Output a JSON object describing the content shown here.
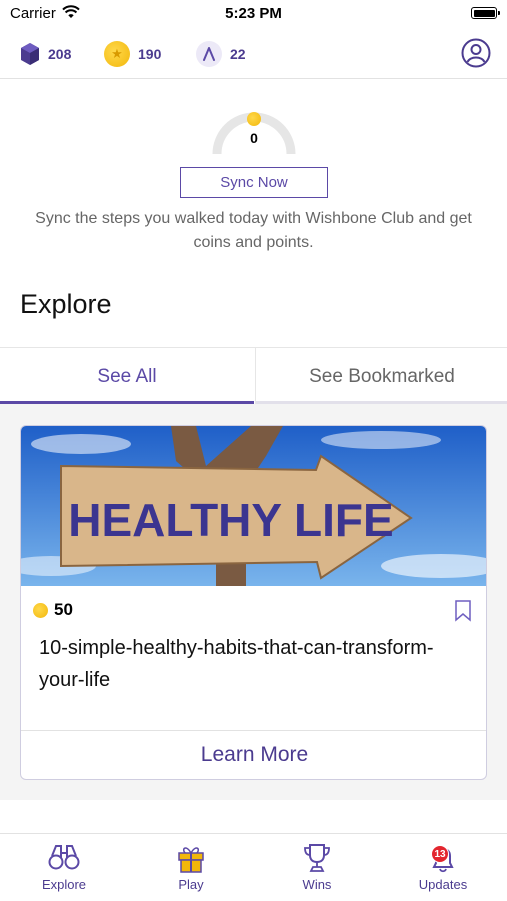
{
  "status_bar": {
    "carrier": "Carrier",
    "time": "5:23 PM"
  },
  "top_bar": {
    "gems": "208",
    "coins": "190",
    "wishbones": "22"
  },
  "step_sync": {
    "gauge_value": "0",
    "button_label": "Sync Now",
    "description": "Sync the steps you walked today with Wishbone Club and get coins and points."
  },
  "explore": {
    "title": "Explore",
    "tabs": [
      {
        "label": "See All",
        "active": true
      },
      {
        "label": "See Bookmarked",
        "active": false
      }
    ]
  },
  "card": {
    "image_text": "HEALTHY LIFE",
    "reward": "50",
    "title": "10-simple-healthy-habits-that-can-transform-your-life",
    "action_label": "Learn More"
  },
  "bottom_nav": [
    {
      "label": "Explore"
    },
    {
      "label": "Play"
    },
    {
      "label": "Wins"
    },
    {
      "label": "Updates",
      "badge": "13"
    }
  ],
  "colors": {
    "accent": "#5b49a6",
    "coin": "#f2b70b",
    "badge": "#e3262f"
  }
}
•••
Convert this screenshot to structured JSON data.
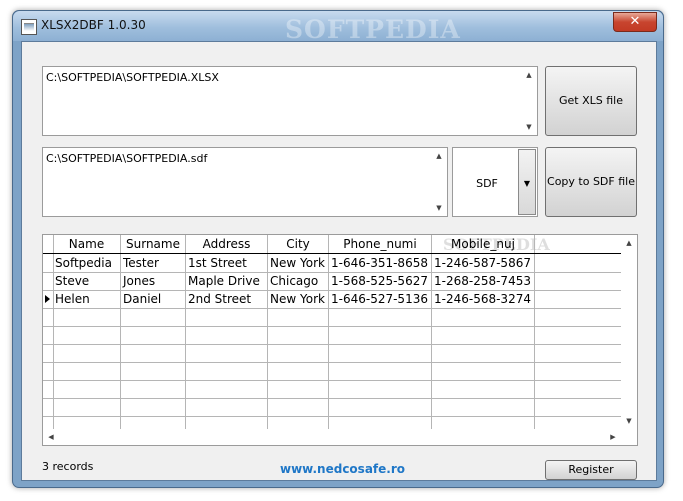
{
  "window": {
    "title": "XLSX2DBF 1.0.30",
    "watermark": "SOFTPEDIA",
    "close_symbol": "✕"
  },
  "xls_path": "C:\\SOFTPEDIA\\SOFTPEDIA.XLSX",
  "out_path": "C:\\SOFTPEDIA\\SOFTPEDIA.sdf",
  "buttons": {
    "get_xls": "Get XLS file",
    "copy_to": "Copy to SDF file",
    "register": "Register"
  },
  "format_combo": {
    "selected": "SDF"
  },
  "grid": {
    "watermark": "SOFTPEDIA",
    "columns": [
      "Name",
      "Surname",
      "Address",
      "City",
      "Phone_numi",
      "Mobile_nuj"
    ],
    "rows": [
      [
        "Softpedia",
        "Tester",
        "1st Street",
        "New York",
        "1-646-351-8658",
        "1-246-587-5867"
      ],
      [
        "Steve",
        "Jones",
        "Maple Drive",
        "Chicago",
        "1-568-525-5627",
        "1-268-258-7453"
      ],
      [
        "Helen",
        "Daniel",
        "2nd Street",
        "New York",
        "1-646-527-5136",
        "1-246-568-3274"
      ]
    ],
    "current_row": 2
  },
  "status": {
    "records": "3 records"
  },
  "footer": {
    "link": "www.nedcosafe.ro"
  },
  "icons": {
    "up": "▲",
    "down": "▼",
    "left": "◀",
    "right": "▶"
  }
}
•••
Look above for lines with the word "JSON" and copy them all.

Output a JSON object describing the content shown here.
Convert this screenshot to structured JSON data.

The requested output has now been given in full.